::: Given records
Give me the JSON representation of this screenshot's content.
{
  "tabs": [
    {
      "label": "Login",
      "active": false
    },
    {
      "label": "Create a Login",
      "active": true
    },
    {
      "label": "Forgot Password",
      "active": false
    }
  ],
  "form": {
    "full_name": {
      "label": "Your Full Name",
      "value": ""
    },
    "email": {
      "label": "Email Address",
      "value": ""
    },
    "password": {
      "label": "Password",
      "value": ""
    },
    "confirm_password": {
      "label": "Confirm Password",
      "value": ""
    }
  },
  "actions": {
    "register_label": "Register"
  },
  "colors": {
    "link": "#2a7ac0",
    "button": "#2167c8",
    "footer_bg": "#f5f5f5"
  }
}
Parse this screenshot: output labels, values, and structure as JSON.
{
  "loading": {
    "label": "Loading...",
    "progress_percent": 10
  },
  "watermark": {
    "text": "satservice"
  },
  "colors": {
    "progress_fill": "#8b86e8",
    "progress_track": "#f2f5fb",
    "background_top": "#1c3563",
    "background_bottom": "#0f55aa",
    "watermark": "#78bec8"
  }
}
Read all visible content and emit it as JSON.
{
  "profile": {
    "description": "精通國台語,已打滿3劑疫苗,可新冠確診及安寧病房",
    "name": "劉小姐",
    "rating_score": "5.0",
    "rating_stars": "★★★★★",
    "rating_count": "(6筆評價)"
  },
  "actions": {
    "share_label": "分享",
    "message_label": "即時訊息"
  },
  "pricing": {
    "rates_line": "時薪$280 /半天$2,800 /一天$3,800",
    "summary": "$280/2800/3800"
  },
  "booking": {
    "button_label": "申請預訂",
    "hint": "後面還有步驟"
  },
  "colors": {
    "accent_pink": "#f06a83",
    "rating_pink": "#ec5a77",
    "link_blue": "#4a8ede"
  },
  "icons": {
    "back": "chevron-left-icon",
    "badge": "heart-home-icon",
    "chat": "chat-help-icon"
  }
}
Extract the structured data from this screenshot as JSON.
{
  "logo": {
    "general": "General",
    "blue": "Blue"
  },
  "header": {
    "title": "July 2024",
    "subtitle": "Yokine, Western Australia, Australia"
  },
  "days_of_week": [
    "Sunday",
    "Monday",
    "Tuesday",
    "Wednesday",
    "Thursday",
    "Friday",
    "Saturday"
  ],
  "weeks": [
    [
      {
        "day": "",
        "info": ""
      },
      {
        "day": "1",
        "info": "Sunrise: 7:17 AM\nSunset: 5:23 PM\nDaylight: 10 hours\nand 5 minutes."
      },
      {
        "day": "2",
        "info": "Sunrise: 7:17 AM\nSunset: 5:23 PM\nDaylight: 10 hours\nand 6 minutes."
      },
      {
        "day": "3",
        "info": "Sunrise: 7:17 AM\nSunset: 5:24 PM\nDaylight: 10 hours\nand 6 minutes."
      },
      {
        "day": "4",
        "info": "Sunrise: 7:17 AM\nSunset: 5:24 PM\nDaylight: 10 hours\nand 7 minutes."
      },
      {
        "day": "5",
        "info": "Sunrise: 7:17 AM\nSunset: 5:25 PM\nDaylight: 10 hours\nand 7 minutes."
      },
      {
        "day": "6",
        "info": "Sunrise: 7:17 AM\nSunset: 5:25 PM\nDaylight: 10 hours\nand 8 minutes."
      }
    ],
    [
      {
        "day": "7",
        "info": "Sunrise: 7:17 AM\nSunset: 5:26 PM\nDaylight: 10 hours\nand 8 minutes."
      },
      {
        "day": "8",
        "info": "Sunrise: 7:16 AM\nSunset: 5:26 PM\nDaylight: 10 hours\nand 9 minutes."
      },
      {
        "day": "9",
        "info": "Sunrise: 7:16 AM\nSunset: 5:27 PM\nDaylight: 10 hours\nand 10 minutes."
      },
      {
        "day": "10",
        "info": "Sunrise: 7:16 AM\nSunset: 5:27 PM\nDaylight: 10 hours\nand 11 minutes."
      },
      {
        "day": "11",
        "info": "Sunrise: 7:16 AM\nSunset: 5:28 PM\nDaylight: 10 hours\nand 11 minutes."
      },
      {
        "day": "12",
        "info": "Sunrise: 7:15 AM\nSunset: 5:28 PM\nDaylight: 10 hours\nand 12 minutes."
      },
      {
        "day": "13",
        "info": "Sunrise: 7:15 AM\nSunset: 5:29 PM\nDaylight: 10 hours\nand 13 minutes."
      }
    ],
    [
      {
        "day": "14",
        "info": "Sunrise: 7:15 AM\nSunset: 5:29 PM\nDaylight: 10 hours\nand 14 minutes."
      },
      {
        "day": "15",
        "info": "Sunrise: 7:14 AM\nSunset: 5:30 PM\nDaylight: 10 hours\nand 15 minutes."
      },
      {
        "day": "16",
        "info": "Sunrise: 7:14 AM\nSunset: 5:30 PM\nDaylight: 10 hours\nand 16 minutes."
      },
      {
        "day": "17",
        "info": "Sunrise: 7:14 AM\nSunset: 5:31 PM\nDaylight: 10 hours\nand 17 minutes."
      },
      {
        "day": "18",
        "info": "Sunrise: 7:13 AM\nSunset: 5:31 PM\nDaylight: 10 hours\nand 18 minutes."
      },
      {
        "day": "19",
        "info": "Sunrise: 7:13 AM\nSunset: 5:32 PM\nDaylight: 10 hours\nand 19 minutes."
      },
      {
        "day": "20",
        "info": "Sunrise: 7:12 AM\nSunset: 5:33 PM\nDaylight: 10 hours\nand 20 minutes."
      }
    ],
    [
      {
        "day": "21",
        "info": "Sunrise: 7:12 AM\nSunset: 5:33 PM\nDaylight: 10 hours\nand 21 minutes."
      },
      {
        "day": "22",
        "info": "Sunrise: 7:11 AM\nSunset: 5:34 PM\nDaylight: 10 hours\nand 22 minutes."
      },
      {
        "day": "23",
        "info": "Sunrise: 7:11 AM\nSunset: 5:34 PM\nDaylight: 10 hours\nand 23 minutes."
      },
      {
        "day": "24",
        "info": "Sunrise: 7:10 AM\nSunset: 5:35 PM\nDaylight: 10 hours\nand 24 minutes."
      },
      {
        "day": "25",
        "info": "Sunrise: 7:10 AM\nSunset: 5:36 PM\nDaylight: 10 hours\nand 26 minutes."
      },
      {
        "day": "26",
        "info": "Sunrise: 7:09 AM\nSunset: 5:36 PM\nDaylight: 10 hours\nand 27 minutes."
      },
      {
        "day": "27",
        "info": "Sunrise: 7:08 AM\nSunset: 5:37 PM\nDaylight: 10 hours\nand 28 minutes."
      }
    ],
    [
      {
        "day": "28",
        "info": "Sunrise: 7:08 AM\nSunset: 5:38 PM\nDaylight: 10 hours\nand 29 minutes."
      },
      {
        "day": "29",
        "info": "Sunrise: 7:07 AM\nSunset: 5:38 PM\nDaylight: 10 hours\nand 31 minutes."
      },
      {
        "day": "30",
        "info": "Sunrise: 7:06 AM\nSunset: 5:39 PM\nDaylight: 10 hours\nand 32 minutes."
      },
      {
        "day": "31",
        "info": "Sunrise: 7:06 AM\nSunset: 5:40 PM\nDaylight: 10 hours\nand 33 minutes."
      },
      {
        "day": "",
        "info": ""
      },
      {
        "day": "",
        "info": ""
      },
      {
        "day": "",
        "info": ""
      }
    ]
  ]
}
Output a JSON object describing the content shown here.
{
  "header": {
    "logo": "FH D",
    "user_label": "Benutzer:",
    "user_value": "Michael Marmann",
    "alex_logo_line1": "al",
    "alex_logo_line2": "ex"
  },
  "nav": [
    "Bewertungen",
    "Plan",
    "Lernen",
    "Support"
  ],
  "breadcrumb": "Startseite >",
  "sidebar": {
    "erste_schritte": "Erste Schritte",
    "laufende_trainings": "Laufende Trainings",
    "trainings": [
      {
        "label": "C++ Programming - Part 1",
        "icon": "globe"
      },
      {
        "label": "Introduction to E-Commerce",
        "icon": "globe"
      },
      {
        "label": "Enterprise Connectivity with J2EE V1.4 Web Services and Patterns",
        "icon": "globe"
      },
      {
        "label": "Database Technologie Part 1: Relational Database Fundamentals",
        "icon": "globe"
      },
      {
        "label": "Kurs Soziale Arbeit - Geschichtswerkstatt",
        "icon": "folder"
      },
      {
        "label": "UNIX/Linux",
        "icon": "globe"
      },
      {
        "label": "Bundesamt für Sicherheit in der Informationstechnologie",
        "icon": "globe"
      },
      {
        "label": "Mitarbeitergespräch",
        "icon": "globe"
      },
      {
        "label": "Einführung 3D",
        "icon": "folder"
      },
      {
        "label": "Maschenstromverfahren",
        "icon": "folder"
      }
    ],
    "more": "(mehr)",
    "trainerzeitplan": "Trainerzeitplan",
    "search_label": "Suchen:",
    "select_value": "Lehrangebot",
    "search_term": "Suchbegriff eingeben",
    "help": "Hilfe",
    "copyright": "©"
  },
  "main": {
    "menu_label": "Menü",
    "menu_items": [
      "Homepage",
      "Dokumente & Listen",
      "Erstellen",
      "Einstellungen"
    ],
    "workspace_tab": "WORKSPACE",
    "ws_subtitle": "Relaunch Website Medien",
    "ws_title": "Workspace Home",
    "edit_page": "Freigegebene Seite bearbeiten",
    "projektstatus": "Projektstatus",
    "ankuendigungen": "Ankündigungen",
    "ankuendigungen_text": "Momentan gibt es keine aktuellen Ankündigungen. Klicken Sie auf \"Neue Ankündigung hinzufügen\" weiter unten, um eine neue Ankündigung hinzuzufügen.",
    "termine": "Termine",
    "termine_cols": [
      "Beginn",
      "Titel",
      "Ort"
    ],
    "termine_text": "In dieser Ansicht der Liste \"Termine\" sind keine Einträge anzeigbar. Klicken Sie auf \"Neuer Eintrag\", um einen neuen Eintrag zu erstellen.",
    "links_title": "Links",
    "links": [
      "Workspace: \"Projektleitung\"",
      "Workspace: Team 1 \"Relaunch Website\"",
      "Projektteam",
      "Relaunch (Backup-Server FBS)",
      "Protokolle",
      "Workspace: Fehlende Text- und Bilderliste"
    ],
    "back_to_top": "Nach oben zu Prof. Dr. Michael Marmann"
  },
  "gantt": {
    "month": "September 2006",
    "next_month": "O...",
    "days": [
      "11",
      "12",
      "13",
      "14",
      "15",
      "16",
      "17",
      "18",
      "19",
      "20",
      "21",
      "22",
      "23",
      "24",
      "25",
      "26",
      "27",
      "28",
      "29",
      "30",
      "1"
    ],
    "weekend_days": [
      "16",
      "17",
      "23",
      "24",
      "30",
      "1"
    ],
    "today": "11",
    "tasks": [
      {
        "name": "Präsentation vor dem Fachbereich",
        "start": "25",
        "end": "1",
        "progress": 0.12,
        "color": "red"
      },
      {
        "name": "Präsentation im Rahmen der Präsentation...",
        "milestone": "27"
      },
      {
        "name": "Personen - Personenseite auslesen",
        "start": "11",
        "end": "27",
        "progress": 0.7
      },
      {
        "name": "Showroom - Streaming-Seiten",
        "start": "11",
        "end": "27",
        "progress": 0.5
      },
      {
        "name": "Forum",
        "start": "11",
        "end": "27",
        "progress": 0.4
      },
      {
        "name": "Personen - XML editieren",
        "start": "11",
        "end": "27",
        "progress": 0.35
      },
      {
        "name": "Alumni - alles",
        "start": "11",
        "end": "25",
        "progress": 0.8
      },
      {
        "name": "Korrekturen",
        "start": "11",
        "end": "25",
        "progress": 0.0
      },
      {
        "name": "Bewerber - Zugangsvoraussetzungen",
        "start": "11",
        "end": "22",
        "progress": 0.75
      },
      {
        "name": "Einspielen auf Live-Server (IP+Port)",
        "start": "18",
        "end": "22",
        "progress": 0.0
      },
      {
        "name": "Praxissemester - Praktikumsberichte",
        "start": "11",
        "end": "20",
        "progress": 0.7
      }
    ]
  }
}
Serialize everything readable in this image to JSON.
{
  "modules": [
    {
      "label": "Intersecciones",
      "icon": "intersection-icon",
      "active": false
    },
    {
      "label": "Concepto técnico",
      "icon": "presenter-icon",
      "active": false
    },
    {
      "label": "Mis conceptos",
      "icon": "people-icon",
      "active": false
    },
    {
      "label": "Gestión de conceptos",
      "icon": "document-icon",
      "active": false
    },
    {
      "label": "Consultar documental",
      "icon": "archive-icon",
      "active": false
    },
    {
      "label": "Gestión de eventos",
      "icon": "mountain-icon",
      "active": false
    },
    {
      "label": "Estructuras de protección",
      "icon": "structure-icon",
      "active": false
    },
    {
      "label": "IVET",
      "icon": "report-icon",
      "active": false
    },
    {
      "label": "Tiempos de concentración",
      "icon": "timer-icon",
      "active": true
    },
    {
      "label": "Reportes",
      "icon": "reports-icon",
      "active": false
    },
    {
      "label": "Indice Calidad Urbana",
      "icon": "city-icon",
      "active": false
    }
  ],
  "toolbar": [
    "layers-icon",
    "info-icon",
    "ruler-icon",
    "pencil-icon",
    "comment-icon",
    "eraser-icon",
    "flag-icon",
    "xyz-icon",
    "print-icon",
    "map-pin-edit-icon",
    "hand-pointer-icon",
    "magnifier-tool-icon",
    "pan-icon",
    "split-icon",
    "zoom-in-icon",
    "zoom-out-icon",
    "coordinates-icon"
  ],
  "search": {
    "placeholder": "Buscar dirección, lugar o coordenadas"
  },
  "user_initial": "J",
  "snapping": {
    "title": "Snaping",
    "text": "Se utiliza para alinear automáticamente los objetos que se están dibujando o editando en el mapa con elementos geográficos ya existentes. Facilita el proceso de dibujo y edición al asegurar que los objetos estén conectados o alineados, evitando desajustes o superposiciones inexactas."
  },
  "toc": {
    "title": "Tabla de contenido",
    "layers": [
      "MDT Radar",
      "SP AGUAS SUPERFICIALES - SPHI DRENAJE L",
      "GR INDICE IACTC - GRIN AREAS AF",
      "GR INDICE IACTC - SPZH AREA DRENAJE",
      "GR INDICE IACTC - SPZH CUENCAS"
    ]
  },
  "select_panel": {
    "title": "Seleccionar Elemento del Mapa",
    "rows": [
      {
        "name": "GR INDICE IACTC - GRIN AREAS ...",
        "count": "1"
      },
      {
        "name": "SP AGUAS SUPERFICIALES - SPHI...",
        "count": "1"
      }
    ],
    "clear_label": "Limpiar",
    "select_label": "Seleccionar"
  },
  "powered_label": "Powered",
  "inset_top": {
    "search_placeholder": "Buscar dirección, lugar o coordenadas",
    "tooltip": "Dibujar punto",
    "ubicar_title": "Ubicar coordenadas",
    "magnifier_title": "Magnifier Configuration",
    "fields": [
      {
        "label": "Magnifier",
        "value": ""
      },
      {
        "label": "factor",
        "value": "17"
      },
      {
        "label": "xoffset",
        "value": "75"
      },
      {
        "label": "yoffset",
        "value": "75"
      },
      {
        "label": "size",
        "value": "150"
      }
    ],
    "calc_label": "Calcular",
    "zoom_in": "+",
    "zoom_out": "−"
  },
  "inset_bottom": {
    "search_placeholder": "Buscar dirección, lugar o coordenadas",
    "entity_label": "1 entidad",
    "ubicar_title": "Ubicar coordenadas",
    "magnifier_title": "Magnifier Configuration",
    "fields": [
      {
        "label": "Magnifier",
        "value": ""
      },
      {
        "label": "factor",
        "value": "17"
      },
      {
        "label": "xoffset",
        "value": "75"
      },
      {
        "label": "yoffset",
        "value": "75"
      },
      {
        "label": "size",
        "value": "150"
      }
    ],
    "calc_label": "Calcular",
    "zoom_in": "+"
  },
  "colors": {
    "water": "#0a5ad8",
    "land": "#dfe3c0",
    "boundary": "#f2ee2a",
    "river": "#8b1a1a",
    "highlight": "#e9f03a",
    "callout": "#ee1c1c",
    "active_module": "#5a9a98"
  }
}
::::::
Given task
Give only the number of lines in the data that include the string "Präsentation".

Finished exercise
2